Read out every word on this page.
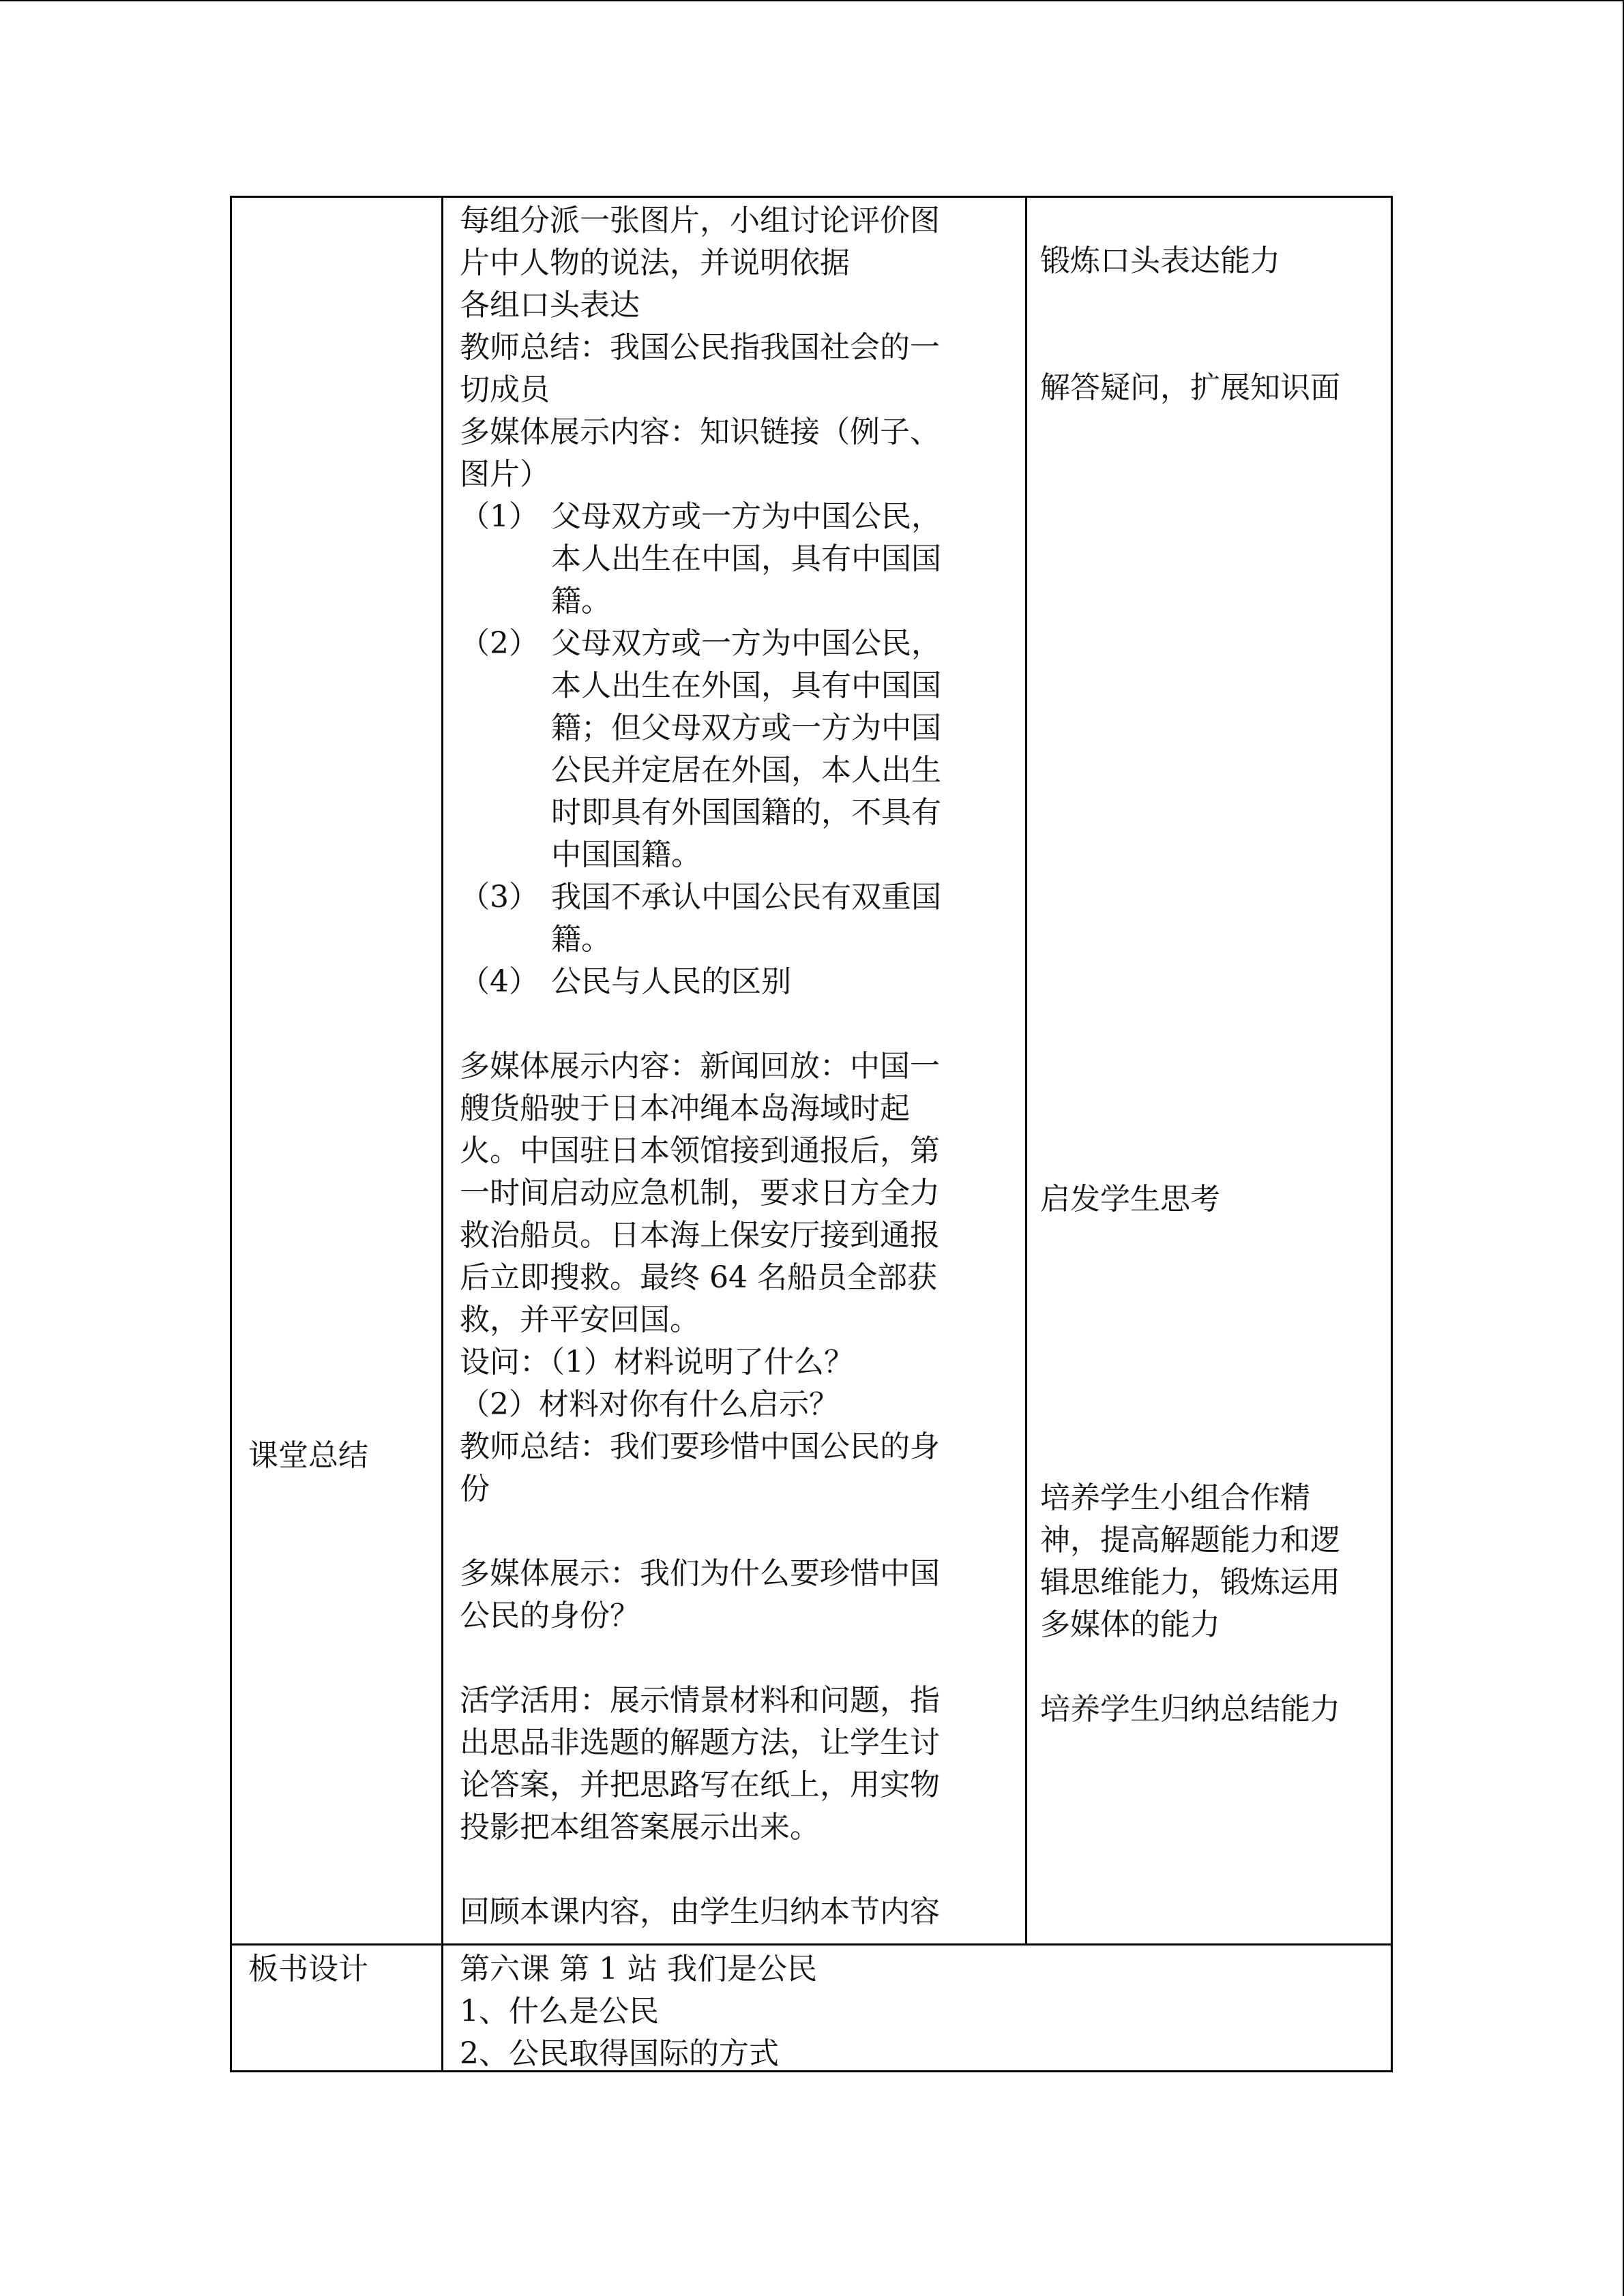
课堂总结
每组分派一张图片，小组讨论评价图
片中人物的说法，并说明依据
各组口头表达
教师总结：我国公民指我国社会的一
切成员
多媒体展示内容：知识链接（例子、
图片）
（1） 父母双方或一方为中国公民，
本人出生在中国，具有中国国
籍。
（2） 父母双方或一方为中国公民，
本人出生在外国，具有中国国
籍；但父母双方或一方为中国
公民并定居在外国，本人出生
时即具有外国国籍的，不具有
中国国籍。
（3） 我国不承认中国公民有双重国
籍。
（4） 公民与人民的区别
多媒体展示内容：新闻回放：中国一
艘货船驶于日本冲绳本岛海域时起
火。中国驻日本领馆接到通报后，第
一时间启动应急机制，要求日方全力
救治船员。日本海上保安厅接到通报
后立即搜救。最终 64 名船员全部获
救，并平安回国。
设问：（1）材料说明了什么？
（2）材料对你有什么启示？
教师总结：我们要珍惜中国公民的身
份
多媒体展示：我们为什么要珍惜中国
公民的身份？
活学活用：展示情景材料和问题，指
出思品非选题的解题方法，让学生讨
论答案，并把思路写在纸上，用实物
投影把本组答案展示出来。
回顾本课内容，由学生归纳本节内容
锻炼口头表达能力
解答疑问，扩展知识面
启发学生思考
培养学生小组合作精
神，提高解题能力和逻
辑思维能力，锻炼运用
多媒体的能力
培养学生归纳总结能力
板书设计	第六课 第 1 站 我们是公民
1、什么是公民
2、公民取得国际的方式
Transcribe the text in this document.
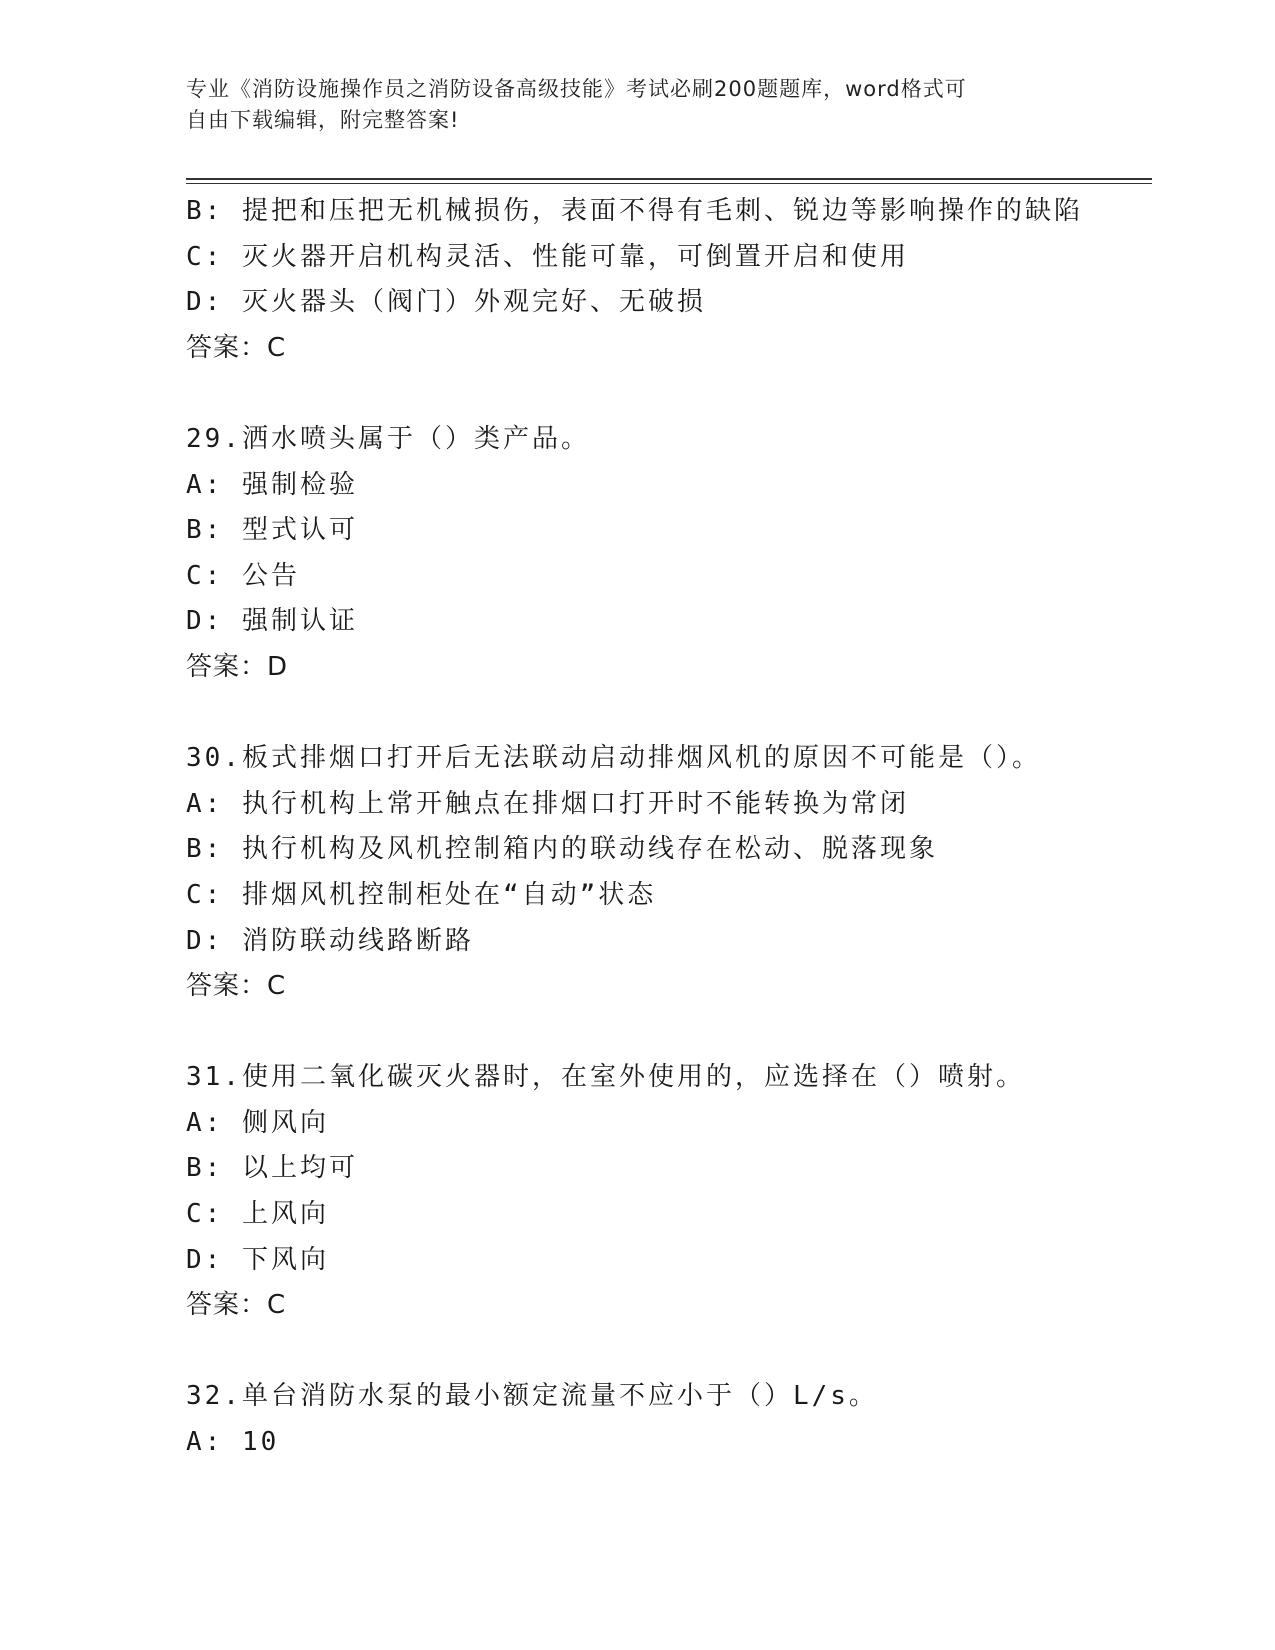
专业《消防设施操作员之消防设备高级技能》考试必刷200题题库，word格式可
自由下载编辑，附完整答案!
B: 提把和压把无机械损伤，表面不得有毛刺、锐边等影响操作的缺陷
C: 灭火器开启机构灵活、性能可靠，可倒置开启和使用
D: 灭火器头（阀门）外观完好、无破损
答案：C
29.洒水喷头属于（）类产品。
A: 强制检验
B: 型式认可
C: 公告
D: 强制认证
答案：D
30.板式排烟口打开后无法联动启动排烟风机的原因不可能是（）。
A: 执行机构上常开触点在排烟口打开时不能转换为常闭
B: 执行机构及风机控制箱内的联动线存在松动、脱落现象
C: 排烟风机控制柜处在“自动”状态
D: 消防联动线路断路
答案：C
31.使用二氧化碳灭火器时，在室外使用的，应选择在（）喷射。
A: 侧风向
B: 以上均可
C: 上风向
D: 下风向
答案：C
32.单台消防水泵的最小额定流量不应小于（）L/s。
A: 10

::::

Filter the data, keeping only the lines that contain "this".

Read out every word on this page.
Transcribe the text in this document.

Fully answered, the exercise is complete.